● **Tasks for this exercise**:
1. In the article on the Fifty Shades film trailers, which Australian rating is equivalent to an R rating?
2. Retype the records character for character, from their first line through the line containing "legend-entry: Sanchinarro (ABDOMEN", with both of those lines included.

The first trailer released had everything we would expect. It is seductive and sexy, showing nudity and steamy embraces, leaving viewers a little hot under the collar and eager to get to the movie theatre. And then maybe back to the bedroom? But the second version released later had me worried. It was softer in a way, contained less nudity and nearly no sex with more kisses than whips and an emphasis on romance instead of sultry passion. Even the music slipped into chick-flick territory. It looked like something I would watch on the couch with my girlfriends. (Please note that the amount of sex in the movie will not change from the trailer, but I worry that the sex scenes we see in the trailer might be as short or the same amount). I’m concerned we’re being lured with the promise of raunchiness but, once we’re seated in the cinema, we will find just another rom-com with a few brief scenes to tick the sex box. I hope fans of the book, whose sexual imaginations were transformed by it, aren’t going to be disappointed when they finally see their fantasies played out on the big screen.
Not only did the second trailer give the perception of a possible romantic storyline, but there were also reports that the most talked about scene (spoiler alert: the tampon scene) was being left out of the movie. There were also reports that an earlier draft was toned down to make Fifty Shades less racy in order to secure an R (equivalent to a MA15+ in Australia) rating, and not a NC-17 (equivalent to a R18+ in Australia). If this movie is released as an R/MA15+, it would be restricted to persons under the age of 15. (At the time of writing this article, no classification was confirmed and there were only rumours of MA15+, which my sources tell me, will soon be confirmed).
One of the real problems with this book is that it should not be used as a textbook for sex. And while much of the information and scenes are great to inspire fantasy and erotica, they should not be directly re-enacted in real life without further understanding about the world of BDSM (bondage and discipline, domination and submission, sadism and masochism). Many adults have struggled with this concept, so I can’t even imagine the havoc it may play on a 15-year-old and their perception of sex, BDSM, and the expectation of how to behave sexually. Will teenage boys think they need to dominate and torture women, as Christian does, in order to be an alpha male? And will young girls think they need to accept this treatment in order to be desirable to men? Young minds are impressionable, and, just as porn has given many the wrong idea of what sex is, so, too, could this movie. At least adults have the cognitive ability to make sense of this in the real world. The decision-making part of a teen’s brain, which helps them to evaluate consequences, solve problems and control impulses, is still being developed. They simply do not possess the mental maturity to see this movie as a form of sultry entertainment. The scary part is, thanks to technology, most teens will find a way to access this movie, anyway, regardless of the classification. I am concerned about the potential classification not just to protect impressionable young minds, but also because it means the content has been toned down, thus impeding the movie’s real impact – robbing us of the sexual fantasy we have been waiting to see.

● **Data lines**:
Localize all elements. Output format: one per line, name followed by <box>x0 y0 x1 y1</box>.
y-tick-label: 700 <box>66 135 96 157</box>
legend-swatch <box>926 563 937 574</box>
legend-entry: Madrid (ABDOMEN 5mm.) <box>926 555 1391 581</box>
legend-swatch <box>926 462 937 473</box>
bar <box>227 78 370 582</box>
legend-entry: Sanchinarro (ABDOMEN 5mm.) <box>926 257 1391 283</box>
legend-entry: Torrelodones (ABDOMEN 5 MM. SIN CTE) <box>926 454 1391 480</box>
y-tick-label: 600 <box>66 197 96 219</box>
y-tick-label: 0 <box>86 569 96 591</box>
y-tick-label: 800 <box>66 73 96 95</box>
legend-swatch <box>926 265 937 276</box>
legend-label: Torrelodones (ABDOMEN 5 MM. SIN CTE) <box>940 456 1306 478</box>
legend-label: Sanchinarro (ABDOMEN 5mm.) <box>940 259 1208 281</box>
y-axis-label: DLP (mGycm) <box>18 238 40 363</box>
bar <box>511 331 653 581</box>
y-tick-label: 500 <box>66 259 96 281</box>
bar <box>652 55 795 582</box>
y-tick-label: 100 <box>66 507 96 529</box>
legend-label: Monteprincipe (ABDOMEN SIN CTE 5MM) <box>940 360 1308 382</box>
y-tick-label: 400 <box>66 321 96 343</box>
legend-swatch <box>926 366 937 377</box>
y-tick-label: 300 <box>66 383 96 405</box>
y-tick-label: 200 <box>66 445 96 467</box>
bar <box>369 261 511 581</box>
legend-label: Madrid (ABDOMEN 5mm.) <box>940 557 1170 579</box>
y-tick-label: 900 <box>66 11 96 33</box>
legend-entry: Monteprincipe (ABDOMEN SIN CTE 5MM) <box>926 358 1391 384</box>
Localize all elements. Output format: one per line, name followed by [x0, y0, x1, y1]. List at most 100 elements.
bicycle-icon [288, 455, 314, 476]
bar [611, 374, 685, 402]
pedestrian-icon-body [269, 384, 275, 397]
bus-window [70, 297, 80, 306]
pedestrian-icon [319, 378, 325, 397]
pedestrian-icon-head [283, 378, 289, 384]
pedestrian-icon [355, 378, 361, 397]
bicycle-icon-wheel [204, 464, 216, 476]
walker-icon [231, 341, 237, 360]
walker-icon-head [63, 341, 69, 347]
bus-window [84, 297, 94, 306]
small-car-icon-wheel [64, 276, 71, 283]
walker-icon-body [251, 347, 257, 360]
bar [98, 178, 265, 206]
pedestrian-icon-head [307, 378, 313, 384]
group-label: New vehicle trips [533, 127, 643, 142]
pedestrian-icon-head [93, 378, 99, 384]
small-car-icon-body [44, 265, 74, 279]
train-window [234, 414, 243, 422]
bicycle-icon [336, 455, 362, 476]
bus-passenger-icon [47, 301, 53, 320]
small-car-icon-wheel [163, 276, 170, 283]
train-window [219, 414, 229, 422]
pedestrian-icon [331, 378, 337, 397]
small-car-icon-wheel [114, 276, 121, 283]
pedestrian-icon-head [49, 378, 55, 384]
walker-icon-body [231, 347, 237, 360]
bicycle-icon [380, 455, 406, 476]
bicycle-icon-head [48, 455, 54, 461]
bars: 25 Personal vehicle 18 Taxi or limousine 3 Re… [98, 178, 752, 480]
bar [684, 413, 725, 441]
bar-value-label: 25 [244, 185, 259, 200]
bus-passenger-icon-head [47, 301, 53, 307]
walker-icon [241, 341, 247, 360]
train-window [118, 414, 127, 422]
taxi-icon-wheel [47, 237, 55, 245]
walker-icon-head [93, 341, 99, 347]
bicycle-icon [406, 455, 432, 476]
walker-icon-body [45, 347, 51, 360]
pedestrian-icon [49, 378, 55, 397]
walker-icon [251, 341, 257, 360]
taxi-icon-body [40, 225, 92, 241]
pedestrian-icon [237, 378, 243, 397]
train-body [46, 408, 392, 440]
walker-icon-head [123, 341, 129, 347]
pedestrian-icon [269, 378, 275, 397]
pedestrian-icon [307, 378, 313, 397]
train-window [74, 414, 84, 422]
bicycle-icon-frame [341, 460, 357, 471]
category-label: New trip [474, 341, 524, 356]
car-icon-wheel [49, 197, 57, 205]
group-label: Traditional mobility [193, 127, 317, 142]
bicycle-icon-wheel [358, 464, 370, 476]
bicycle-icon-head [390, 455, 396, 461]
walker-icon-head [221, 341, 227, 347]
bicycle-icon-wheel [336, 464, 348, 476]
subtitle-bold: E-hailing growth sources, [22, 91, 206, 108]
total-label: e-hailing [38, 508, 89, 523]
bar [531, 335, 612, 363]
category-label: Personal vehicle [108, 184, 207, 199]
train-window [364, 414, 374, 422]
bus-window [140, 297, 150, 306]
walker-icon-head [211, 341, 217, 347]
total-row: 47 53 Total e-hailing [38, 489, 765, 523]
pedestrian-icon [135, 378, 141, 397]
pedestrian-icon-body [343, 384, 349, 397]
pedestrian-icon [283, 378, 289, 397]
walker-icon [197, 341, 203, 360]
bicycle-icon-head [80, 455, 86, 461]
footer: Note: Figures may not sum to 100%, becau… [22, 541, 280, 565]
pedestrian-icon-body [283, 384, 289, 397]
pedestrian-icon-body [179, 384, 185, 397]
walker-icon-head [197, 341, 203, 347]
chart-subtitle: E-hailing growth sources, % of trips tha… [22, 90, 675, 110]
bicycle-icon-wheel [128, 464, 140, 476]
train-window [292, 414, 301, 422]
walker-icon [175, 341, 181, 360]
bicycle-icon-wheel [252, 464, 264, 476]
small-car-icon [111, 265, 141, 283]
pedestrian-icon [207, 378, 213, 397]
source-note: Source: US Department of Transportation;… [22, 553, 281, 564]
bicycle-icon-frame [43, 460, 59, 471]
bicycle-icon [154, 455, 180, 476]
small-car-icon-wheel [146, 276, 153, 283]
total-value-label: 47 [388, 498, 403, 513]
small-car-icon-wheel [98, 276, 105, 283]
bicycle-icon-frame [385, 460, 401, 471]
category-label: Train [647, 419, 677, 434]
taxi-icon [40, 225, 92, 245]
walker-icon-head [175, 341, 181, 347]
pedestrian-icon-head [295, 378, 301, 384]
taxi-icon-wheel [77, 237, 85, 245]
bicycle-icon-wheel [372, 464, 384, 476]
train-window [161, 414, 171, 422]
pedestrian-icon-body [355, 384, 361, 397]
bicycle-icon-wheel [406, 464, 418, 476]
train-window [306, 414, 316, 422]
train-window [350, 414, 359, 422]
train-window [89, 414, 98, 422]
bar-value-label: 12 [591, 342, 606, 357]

● **The answers**:
1. MA15+

2.
Localize all elements. Output format: one per line, name followed by <box>x0 y0 x1 y1</box>.
y-tick-label: 700 <box>66 135 96 157</box>
legend-swatch <box>926 563 937 574</box>
legend-entry: Madrid (ABDOMEN 5mm.) <box>926 555 1391 581</box>
legend-swatch <box>926 462 937 473</box>
bar <box>227 78 370 582</box>
legend-entry: Sanchinarro (ABDOMEN 5mm.) <box>926 257 1391 283</box>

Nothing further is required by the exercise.